Written problem »
Will you print the material below without altering a single character?

Source records »
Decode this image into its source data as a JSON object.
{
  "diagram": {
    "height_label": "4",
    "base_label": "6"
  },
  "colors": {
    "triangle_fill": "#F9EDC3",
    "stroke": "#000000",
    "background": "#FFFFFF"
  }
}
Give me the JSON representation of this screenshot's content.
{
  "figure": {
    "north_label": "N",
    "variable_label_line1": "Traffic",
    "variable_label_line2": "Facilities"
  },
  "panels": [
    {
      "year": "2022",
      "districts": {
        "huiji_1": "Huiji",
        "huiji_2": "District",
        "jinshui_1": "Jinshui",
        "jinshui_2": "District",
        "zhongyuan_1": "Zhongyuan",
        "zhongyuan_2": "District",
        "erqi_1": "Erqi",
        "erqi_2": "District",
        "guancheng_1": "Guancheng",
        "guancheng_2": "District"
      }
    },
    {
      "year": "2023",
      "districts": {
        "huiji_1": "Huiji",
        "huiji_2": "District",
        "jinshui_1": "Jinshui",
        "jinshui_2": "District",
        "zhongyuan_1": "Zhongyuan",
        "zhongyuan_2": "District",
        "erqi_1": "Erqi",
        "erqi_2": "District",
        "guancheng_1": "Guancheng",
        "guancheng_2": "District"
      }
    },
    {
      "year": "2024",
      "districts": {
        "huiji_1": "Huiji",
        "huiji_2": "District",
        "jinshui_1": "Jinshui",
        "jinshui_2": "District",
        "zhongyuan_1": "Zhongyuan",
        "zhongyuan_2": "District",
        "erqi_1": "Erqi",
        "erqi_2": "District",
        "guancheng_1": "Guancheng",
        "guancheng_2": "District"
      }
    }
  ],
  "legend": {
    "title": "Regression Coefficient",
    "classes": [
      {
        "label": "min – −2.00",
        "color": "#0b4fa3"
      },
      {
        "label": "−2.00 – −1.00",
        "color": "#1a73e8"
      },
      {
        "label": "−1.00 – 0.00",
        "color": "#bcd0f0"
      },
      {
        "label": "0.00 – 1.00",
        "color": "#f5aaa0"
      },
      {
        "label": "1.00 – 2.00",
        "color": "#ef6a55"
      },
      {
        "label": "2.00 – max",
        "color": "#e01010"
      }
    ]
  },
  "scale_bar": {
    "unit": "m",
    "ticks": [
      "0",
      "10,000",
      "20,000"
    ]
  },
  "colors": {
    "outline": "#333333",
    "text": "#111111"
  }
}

Reply to the task »
Decode this image into its source data as a JSON object.
{
  "diagram": {
    "height_label": "4",
    "base_label": "6"
  },
  "colors": {
    "triangle_fill": "#F9EDC3",
    "stroke": "#000000",
    "background": "#FFFFFF"
  }
}
Give me the JSON representation of this screenshot's content.
{
  "figure": {
    "north_label": "N",
    "variable_label_line1": "Traffic",
    "variable_label_line2": "Facilities"
  },
  "panels": [
    {
      "year": "2022",
      "districts": {
        "huiji_1": "Huiji",
        "huiji_2": "District",
        "jinshui_1": "Jinshui",
        "jinshui_2": "District",
        "zhongyuan_1": "Zhongyuan",
        "zhongyuan_2": "District",
        "erqi_1": "Erqi",
        "erqi_2": "District",
        "guancheng_1": "Guancheng",
        "guancheng_2": "District"
      }
    },
    {
      "year": "2023",
      "districts": {
        "huiji_1": "Huiji",
        "huiji_2": "District",
        "jinshui_1": "Jinshui",
        "jinshui_2": "District",
        "zhongyuan_1": "Zhongyuan",
        "zhongyuan_2": "District",
        "erqi_1": "Erqi",
        "erqi_2": "District",
        "guancheng_1": "Guancheng",
        "guancheng_2": "District"
      }
    },
    {
      "year": "2024",
      "districts": {
        "huiji_1": "Huiji",
        "huiji_2": "District",
        "jinshui_1": "Jinshui",
        "jinshui_2": "District",
        "zhongyuan_1": "Zhongyuan",
        "zhongyuan_2": "District",
        "erqi_1": "Erqi",
        "erqi_2": "District",
        "guancheng_1": "Guancheng",
        "guancheng_2": "District"
      }
    }
  ],
  "legend": {
    "title": "Regression Coefficient",
    "classes": [
      {
        "label": "min – −2.00",
        "color": "#0b4fa3"
      },
      {
        "label": "−2.00 – −1.00",
        "color": "#1a73e8"
      },
      {
        "label": "−1.00 – 0.00",
        "color": "#bcd0f0"
      },
      {
        "label": "0.00 – 1.00",
        "color": "#f5aaa0"
      },
      {
        "label": "1.00 – 2.00",
        "color": "#ef6a55"
      },
      {
        "label": "2.00 – max",
        "color": "#e01010"
      }
    ]
  },
  "scale_bar": {
    "unit": "m",
    "ticks": [
      "0",
      "10,000",
      "20,000"
    ]
  },
  "colors": {
    "outline": "#333333",
    "text": "#111111"
  }
}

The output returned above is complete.